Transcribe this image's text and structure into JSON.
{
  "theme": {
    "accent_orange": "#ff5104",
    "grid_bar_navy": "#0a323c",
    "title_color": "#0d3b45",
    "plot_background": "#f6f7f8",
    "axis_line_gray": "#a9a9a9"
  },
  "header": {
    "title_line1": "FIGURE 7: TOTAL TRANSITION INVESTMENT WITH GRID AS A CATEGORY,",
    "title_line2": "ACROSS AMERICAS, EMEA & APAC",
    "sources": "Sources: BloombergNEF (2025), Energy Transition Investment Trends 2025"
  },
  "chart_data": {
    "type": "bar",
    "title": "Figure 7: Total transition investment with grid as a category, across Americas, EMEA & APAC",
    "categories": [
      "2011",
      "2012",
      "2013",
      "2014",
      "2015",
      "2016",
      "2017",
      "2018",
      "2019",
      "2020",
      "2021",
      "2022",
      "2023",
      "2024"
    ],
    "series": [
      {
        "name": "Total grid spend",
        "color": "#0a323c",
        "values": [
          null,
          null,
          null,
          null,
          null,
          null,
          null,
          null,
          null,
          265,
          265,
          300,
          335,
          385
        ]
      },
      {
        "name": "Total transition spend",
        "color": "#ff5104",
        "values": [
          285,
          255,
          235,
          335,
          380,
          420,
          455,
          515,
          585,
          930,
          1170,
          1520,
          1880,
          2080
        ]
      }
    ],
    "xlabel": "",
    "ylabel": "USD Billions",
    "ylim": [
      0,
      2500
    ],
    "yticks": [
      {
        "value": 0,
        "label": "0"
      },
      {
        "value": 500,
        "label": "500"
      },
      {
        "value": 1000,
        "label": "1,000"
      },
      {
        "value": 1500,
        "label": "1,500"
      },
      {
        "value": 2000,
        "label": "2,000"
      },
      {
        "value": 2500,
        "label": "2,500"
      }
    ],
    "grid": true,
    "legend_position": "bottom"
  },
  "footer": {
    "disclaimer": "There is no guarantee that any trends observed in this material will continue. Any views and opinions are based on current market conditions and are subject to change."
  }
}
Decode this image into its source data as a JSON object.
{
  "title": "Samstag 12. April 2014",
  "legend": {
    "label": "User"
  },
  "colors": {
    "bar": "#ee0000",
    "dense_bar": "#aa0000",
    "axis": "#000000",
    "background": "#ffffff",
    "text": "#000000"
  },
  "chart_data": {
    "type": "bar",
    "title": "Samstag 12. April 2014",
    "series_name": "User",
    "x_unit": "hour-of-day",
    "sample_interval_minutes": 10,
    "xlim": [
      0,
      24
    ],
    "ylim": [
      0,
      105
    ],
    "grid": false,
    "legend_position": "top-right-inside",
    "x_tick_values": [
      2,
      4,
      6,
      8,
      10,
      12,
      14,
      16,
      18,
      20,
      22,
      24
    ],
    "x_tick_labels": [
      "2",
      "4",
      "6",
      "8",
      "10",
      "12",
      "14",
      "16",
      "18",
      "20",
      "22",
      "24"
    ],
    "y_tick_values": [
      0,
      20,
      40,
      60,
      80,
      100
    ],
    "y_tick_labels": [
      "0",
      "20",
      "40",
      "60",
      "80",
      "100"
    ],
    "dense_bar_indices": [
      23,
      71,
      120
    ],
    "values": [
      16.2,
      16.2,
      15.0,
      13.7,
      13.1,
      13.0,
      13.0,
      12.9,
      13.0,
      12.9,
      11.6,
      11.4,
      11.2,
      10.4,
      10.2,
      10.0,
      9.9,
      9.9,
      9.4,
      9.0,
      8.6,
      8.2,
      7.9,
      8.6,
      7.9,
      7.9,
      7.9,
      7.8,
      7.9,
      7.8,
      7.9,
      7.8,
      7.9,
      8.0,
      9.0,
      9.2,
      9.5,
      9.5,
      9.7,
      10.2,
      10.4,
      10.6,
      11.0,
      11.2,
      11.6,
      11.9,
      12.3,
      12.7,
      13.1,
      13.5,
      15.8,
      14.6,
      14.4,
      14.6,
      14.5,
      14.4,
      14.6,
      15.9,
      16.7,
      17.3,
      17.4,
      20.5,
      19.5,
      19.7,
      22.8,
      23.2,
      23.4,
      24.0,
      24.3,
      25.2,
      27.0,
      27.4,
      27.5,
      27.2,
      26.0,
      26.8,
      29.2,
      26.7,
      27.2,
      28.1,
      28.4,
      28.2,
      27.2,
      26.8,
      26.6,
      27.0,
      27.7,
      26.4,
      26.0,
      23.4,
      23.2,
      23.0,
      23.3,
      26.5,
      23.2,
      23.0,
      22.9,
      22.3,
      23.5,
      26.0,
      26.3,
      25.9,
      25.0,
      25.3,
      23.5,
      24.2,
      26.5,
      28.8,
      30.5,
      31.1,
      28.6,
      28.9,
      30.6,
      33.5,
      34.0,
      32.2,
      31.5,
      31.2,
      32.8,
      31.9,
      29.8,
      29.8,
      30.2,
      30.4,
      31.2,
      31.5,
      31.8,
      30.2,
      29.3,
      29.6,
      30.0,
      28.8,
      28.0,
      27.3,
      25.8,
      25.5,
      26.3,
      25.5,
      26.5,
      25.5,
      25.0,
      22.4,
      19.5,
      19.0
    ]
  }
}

************

§ **Stated task**: Repeat each record exactly. Omit nothing.

§ **Result for this exercise**:
Transcribe this image's text and structure into JSON.
{
  "theme": {
    "accent_orange": "#ff5104",
    "grid_bar_navy": "#0a323c",
    "title_color": "#0d3b45",
    "plot_background": "#f6f7f8",
    "axis_line_gray": "#a9a9a9"
  },
  "header": {
    "title_line1": "FIGURE 7: TOTAL TRANSITION INVESTMENT WITH GRID AS A CATEGORY,",
    "title_line2": "ACROSS AMERICAS, EMEA & APAC",
    "sources": "Sources: BloombergNEF (2025), Energy Transition Investment Trends 2025"
  },
  "chart_data": {
    "type": "bar",
    "title": "Figure 7: Total transition investment with grid as a category, across Americas, EMEA & APAC",
    "categories": [
      "2011",
      "2012",
      "2013",
      "2014",
      "2015",
      "2016",
      "2017",
      "2018",
      "2019",
      "2020",
      "2021",
      "2022",
      "2023",
      "2024"
    ],
    "series": [
      {
        "name": "Total grid spend",
        "color": "#0a323c",
        "values": [
          null,
          null,
          null,
          null,
          null,
          null,
          null,
          null,
          null,
          265,
          265,
          300,
          335,
          385
        ]
      },
      {
        "name": "Total transition spend",
        "color": "#ff5104",
        "values": [
          285,
          255,
          235,
          335,
          380,
          420,
          455,
          515,
          585,
          930,
          1170,
          1520,
          1880,
          2080
        ]
      }
    ],
    "xlabel": "",
    "ylabel": "USD Billions",
    "ylim": [
      0,
      2500
    ],
    "yticks": [
      {
        "value": 0,
        "label": "0"
      },
      {
        "value": 500,
        "label": "500"
      },
      {
        "value": 1000,
        "label": "1,000"
      },
      {
        "value": 1500,
        "label": "1,500"
      },
      {
        "value": 2000,
        "label": "2,000"
      },
      {
        "value": 2500,
        "label": "2,500"
      }
    ],
    "grid": true,
    "legend_position": "bottom"
  },
  "footer": {
    "disclaimer": "There is no guarantee that any trends observed in this material will continue. Any views and opinions are based on current market conditions and are subject to change."
  }
}
Decode this image into its source data as a JSON object.
{
  "title": "Samstag 12. April 2014",
  "legend": {
    "label": "User"
  },
  "colors": {
    "bar": "#ee0000",
    "dense_bar": "#aa0000",
    "axis": "#000000",
    "background": "#ffffff",
    "text": "#000000"
  },
  "chart_data": {
    "type": "bar",
    "title": "Samstag 12. April 2014",
    "series_name": "User",
    "x_unit": "hour-of-day",
    "sample_interval_minutes": 10,
    "xlim": [
      0,
      24
    ],
    "ylim": [
      0,
      105
    ],
    "grid": false,
    "legend_position": "top-right-inside",
    "x_tick_values": [
      2,
      4,
      6,
      8,
      10,
      12,
      14,
      16,
      18,
      20,
      22,
      24
    ],
    "x_tick_labels": [
      "2",
      "4",
      "6",
      "8",
      "10",
      "12",
      "14",
      "16",
      "18",
      "20",
      "22",
      "24"
    ],
    "y_tick_values": [
      0,
      20,
      40,
      60,
      80,
      100
    ],
    "y_tick_labels": [
      "0",
      "20",
      "40",
      "60",
      "80",
      "100"
    ],
    "dense_bar_indices": [
      23,
      71,
      120
    ],
    "values": [
      16.2,
      16.2,
      15.0,
      13.7,
      13.1,
      13.0,
      13.0,
      12.9,
      13.0,
      12.9,
      11.6,
      11.4,
      11.2,
      10.4,
      10.2,
      10.0,
      9.9,
      9.9,
      9.4,
      9.0,
      8.6,
      8.2,
      7.9,
      8.6,
      7.9,
      7.9,
      7.9,
      7.8,
      7.9,
      7.8,
      7.9,
      7.8,
      7.9,
      8.0,
      9.0,
      9.2,
      9.5,
      9.5,
      9.7,
      10.2,
      10.4,
      10.6,
      11.0,
      11.2,
      11.6,
      11.9,
      12.3,
      12.7,
      13.1,
      13.5,
      15.8,
      14.6,
      14.4,
      14.6,
      14.5,
      14.4,
      14.6,
      15.9,
      16.7,
      17.3,
      17.4,
      20.5,
      19.5,
      19.7,
      22.8,
      23.2,
      23.4,
      24.0,
      24.3,
      25.2,
      27.0,
      27.4,
      27.5,
      27.2,
      26.0,
      26.8,
      29.2,
      26.7,
      27.2,
      28.1,
      28.4,
      28.2,
      27.2,
      26.8,
      26.6,
      27.0,
      27.7,
      26.4,
      26.0,
      23.4,
      23.2,
      23.0,
      23.3,
      26.5,
      23.2,
      23.0,
      22.9,
      22.3,
      23.5,
      26.0,
      26.3,
      25.9,
      25.0,
      25.3,
      23.5,
      24.2,
      26.5,
      28.8,
      30.5,
      31.1,
      28.6,
      28.9,
      30.6,
      33.5,
      34.0,
      32.2,
      31.5,
      31.2,
      32.8,
      31.9,
      29.8,
      29.8,
      30.2,
      30.4,
      31.2,
      31.5,
      31.8,
      30.2,
      29.3,
      29.6,
      30.0,
      28.8,
      28.0,
      27.3,
      25.8,
      25.5,
      26.3,
      25.5,
      26.5,
      25.5,
      25.0,
      22.4,
      19.5,
      19.0
    ]
  }
}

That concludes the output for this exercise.